The task »
Go through the material below and count the lines with the string "display"; the number is the whole answer.
-- Task input start --
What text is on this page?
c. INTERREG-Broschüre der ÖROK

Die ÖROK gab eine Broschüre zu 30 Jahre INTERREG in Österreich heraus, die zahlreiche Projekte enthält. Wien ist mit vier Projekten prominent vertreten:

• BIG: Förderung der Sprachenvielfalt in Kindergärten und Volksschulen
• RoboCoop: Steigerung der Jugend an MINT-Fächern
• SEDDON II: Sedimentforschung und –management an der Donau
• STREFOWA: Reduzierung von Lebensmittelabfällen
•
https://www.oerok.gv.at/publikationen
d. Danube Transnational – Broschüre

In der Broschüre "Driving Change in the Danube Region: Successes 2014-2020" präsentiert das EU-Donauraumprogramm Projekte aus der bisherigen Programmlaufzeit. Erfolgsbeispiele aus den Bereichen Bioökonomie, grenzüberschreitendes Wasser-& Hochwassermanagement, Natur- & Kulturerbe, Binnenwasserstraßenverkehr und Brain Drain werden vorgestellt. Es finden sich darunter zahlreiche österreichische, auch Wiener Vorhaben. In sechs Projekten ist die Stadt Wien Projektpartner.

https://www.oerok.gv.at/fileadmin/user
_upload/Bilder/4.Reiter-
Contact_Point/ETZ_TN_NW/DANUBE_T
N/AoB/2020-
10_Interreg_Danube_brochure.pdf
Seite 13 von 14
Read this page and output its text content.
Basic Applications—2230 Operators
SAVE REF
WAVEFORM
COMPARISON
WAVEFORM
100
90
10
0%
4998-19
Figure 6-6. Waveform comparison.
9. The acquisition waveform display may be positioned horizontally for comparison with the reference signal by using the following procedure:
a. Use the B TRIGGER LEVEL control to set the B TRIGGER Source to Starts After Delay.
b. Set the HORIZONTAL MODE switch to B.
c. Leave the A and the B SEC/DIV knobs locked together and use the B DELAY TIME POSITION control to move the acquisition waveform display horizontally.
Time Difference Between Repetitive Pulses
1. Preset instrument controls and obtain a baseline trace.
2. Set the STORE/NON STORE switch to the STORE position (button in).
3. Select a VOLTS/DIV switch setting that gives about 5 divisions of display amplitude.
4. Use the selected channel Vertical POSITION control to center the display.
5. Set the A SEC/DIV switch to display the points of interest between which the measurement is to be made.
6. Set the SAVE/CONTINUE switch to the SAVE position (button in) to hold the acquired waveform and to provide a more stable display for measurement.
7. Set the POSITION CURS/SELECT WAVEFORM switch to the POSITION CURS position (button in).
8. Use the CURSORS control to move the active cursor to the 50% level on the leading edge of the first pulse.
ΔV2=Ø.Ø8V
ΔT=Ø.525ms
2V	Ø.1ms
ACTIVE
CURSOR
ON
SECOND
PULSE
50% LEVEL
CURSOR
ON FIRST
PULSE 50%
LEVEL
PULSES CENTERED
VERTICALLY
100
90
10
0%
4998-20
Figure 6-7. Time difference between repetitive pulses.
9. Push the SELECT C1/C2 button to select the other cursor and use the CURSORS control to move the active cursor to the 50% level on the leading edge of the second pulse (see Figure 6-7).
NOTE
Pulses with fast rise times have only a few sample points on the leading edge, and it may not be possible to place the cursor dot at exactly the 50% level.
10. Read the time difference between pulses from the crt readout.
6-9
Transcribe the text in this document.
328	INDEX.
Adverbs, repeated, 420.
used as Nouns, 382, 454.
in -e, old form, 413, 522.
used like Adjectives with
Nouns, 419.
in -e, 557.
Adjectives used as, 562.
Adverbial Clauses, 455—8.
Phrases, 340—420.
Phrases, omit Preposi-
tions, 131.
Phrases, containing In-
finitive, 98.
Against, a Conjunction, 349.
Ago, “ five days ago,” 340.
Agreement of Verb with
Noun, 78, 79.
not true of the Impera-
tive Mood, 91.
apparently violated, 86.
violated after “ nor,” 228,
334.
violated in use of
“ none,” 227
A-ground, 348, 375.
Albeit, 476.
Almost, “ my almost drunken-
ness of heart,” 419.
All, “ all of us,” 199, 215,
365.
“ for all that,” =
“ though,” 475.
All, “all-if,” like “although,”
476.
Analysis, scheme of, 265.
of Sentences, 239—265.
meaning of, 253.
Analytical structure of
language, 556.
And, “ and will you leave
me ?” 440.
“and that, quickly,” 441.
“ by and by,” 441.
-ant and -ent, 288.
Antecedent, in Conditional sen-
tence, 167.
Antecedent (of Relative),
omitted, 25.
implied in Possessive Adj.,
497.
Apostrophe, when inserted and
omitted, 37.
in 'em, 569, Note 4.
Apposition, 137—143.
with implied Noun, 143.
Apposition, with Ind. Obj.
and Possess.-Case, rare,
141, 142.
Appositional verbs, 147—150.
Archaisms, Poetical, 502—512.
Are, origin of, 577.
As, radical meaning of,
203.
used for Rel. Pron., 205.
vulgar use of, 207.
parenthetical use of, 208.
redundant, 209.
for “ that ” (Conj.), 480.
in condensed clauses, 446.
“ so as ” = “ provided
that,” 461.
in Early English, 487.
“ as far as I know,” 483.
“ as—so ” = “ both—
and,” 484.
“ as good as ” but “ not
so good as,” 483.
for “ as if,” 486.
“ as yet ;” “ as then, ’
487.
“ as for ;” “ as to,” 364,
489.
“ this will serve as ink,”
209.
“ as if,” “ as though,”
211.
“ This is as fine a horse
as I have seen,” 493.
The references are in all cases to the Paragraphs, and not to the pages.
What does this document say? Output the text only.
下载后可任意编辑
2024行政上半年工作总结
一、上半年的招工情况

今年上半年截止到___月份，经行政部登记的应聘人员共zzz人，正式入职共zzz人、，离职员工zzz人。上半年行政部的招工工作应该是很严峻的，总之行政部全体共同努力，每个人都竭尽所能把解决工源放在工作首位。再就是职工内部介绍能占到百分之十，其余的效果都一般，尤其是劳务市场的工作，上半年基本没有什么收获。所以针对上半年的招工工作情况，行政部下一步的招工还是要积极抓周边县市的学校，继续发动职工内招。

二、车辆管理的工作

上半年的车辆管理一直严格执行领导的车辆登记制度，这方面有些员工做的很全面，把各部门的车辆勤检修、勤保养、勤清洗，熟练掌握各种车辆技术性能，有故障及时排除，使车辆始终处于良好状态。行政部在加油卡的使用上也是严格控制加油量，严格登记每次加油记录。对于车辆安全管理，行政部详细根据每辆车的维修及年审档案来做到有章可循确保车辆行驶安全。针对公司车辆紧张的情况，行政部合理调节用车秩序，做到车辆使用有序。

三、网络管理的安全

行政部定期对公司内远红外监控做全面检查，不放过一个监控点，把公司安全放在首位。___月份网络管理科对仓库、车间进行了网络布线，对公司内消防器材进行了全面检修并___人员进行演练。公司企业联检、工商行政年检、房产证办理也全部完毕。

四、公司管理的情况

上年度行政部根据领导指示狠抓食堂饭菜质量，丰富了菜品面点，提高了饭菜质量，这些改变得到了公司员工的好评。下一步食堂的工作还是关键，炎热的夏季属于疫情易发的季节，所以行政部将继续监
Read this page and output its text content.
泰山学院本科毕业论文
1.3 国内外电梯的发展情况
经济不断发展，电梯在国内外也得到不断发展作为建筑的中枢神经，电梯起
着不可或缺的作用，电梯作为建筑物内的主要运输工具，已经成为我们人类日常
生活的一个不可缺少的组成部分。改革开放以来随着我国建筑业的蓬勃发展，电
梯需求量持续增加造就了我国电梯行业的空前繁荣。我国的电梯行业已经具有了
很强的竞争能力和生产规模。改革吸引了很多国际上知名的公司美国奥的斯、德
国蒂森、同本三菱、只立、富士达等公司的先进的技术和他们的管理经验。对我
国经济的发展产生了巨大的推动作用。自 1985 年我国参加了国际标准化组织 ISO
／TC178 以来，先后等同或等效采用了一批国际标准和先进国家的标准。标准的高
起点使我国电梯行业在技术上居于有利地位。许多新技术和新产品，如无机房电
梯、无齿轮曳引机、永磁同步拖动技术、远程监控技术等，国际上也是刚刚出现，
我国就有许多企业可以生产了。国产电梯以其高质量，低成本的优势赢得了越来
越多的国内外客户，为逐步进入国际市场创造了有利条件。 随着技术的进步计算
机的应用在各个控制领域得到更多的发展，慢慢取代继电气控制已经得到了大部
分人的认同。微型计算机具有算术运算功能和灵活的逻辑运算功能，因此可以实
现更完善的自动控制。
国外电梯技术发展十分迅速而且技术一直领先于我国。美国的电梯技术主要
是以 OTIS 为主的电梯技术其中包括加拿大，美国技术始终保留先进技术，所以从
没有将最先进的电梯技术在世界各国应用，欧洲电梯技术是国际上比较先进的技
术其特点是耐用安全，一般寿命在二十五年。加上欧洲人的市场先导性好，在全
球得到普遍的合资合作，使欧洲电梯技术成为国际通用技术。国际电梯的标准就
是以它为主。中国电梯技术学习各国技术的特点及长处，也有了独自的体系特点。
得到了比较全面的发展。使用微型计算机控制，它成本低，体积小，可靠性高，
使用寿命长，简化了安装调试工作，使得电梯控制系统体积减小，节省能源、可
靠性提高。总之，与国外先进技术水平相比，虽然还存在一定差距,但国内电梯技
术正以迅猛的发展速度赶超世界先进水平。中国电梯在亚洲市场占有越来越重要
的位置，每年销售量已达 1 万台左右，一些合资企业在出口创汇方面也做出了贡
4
-- Task input end --
Written solution »
6